** START OF Supplied data **

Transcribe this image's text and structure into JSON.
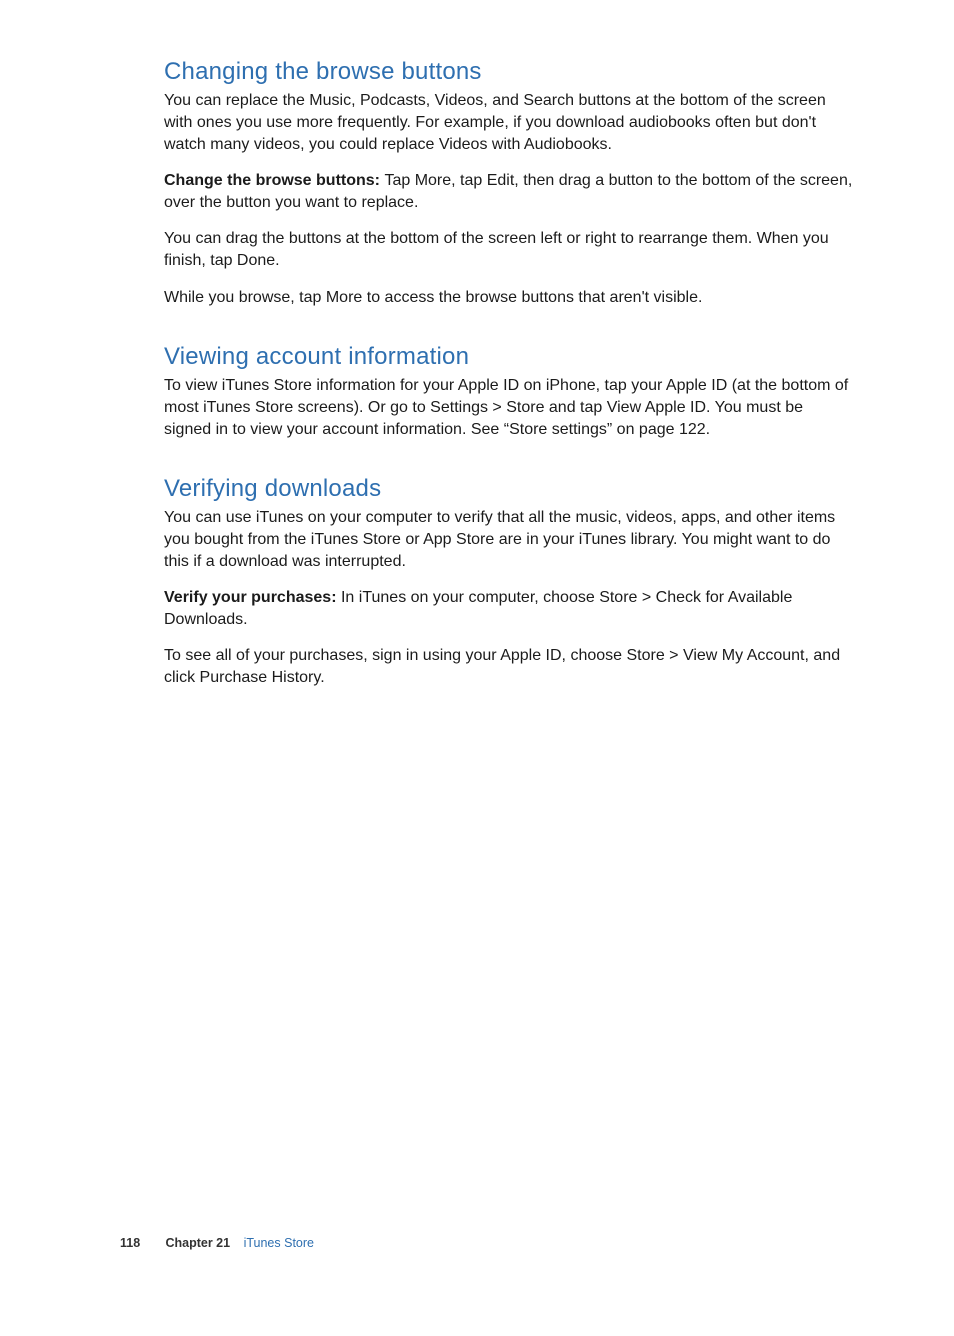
{
  "section1": {
    "heading": "Changing the browse buttons",
    "p1": "You can replace the Music, Podcasts, Videos, and Search buttons at the bottom of the screen with ones you use more frequently. For example, if you download audiobooks often but don't watch many videos, you could replace Videos with Audiobooks.",
    "p2_lead": "Change the browse buttons:  ",
    "p2_rest": "Tap More, tap Edit, then drag a button to the bottom of the screen, over the button you want to replace.",
    "p3": "You can drag the buttons at the bottom of the screen left or right to rearrange them. When you finish, tap Done.",
    "p4": "While you browse, tap More to access the browse buttons that aren't visible."
  },
  "section2": {
    "heading": "Viewing account information",
    "p1": "To view iTunes Store information for your Apple ID on iPhone, tap your Apple ID (at the bottom of most iTunes Store screens). Or go to Settings > Store and tap View Apple ID. You must be signed in to view your account information. See “Store settings” on page 122."
  },
  "section3": {
    "heading": "Verifying downloads",
    "p1": "You can use iTunes on your computer to verify that all the music, videos, apps, and other items you bought from the iTunes Store or App Store are in your iTunes library. You might want to do this if a download was interrupted.",
    "p2_lead": "Verify your purchases:  ",
    "p2_rest": "In iTunes on your computer, choose Store > Check for Available Downloads.",
    "p3": "To see all of your purchases, sign in using your Apple ID, choose Store > View My Account, and click Purchase History."
  },
  "footer": {
    "page": "118",
    "chapter_label": "Chapter 21",
    "chapter_title": "iTunes Store"
  }
}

** END OF Supplied data **

Reproduce the entries exactly. Do not carry over any picture.

* _Correct response_:
Transcribe this image's text and structure into JSON.
{
  "section1": {
    "heading": "Changing the browse buttons",
    "p1": "You can replace the Music, Podcasts, Videos, and Search buttons at the bottom of the screen with ones you use more frequently. For example, if you download audiobooks often but don't watch many videos, you could replace Videos with Audiobooks.",
    "p2_lead": "Change the browse buttons:  ",
    "p2_rest": "Tap More, tap Edit, then drag a button to the bottom of the screen, over the button you want to replace.",
    "p3": "You can drag the buttons at the bottom of the screen left or right to rearrange them. When you finish, tap Done.",
    "p4": "While you browse, tap More to access the browse buttons that aren't visible."
  },
  "section2": {
    "heading": "Viewing account information",
    "p1": "To view iTunes Store information for your Apple ID on iPhone, tap your Apple ID (at the bottom of most iTunes Store screens). Or go to Settings > Store and tap View Apple ID. You must be signed in to view your account information. See “Store settings” on page 122."
  },
  "section3": {
    "heading": "Verifying downloads",
    "p1": "You can use iTunes on your computer to verify that all the music, videos, apps, and other items you bought from the iTunes Store or App Store are in your iTunes library. You might want to do this if a download was interrupted.",
    "p2_lead": "Verify your purchases:  ",
    "p2_rest": "In iTunes on your computer, choose Store > Check for Available Downloads.",
    "p3": "To see all of your purchases, sign in using your Apple ID, choose Store > View My Account, and click Purchase History."
  },
  "footer": {
    "page": "118",
    "chapter_label": "Chapter 21",
    "chapter_title": "iTunes Store"
  }
}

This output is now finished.